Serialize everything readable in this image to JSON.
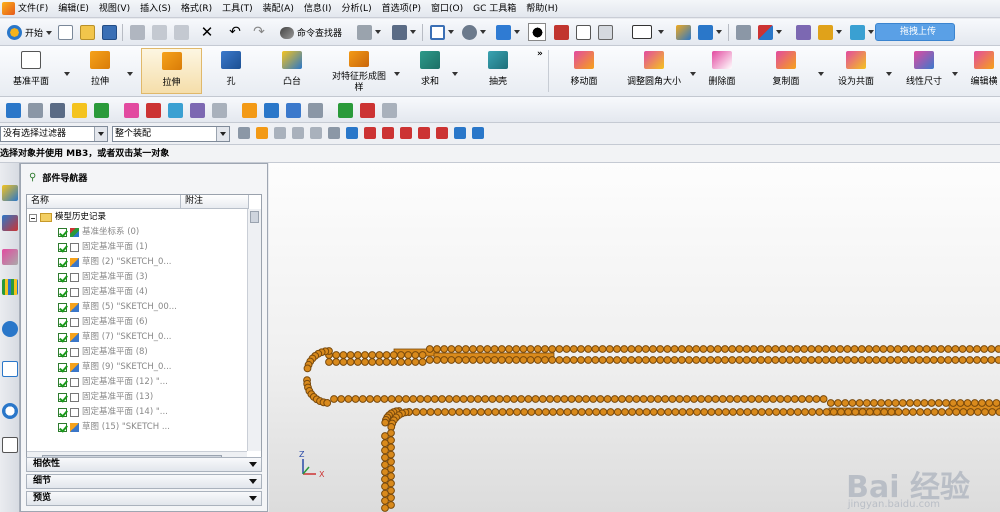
{
  "menubar": {
    "items": [
      "文件(F)",
      "编辑(E)",
      "视图(V)",
      "插入(S)",
      "格式(R)",
      "工具(T)",
      "装配(A)",
      "信息(I)",
      "分析(L)",
      "首选项(P)",
      "窗口(O)",
      "GC 工具箱",
      "帮助(H)"
    ]
  },
  "toolbar": {
    "start_label": "开始",
    "command_finder_label": "命令查找器",
    "upload_label": "拖拽上传"
  },
  "ribbon": {
    "buttons": [
      {
        "label": "基准平面"
      },
      {
        "label": "拉伸"
      },
      {
        "label": "拉伸"
      },
      {
        "label": "孔"
      },
      {
        "label": "凸台"
      },
      {
        "label": "对特征形成图样"
      },
      {
        "label": "求和"
      },
      {
        "label": "抽壳"
      },
      {
        "label": "移动面"
      },
      {
        "label": "调整圆角大小"
      },
      {
        "label": "删除面"
      },
      {
        "label": "复制面"
      },
      {
        "label": "设为共面"
      },
      {
        "label": "线性尺寸"
      },
      {
        "label": "编辑横"
      }
    ]
  },
  "filterbar": {
    "filter_value": "没有选择过滤器",
    "scope_value": "整个装配"
  },
  "status": {
    "prompt": "选择对象并使用 MB3，或者双击某一对象"
  },
  "navigator": {
    "title": "部件导航器",
    "col_name": "名称",
    "col_note": "附注",
    "rows": [
      {
        "label": "模型历史记录",
        "kind": "root"
      },
      {
        "label": "基准坐标系 (0)",
        "kind": "csys"
      },
      {
        "label": "固定基准平面 (1)",
        "kind": "plane"
      },
      {
        "label": "草图 (2) \"SKETCH_0...",
        "kind": "sketch"
      },
      {
        "label": "固定基准平面 (3)",
        "kind": "plane"
      },
      {
        "label": "固定基准平面 (4)",
        "kind": "plane"
      },
      {
        "label": "草图 (5) \"SKETCH_00...",
        "kind": "sketch"
      },
      {
        "label": "固定基准平面 (6)",
        "kind": "plane"
      },
      {
        "label": "草图 (7) \"SKETCH_0...",
        "kind": "sketch"
      },
      {
        "label": "固定基准平面 (8)",
        "kind": "plane"
      },
      {
        "label": "草图 (9) \"SKETCH_0...",
        "kind": "sketch"
      },
      {
        "label": "固定基准平面 (12) \"...",
        "kind": "plane"
      },
      {
        "label": "固定基准平面 (13)",
        "kind": "plane"
      },
      {
        "label": "固定基准平面 (14) \"...",
        "kind": "plane"
      },
      {
        "label": "草图 (15) \"SKETCH ...",
        "kind": "sketch"
      }
    ],
    "sections": [
      "相依性",
      "细节",
      "预览"
    ]
  },
  "viewport": {
    "axis_x": "X",
    "axis_z": "Z",
    "watermark": "Bai 经验",
    "watermark_url": "jingyan.baidu.com"
  },
  "colors": {
    "chain": "#d98a1c",
    "chain_dark": "#7a4a0c",
    "accent_blue": "#5aa0e6"
  }
}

----

● **WORK TO BE COMPLETED**:
How many of the lines above contain the string "固定基准平面"? Give the number only.

● **RIGHT ANSWER**:
8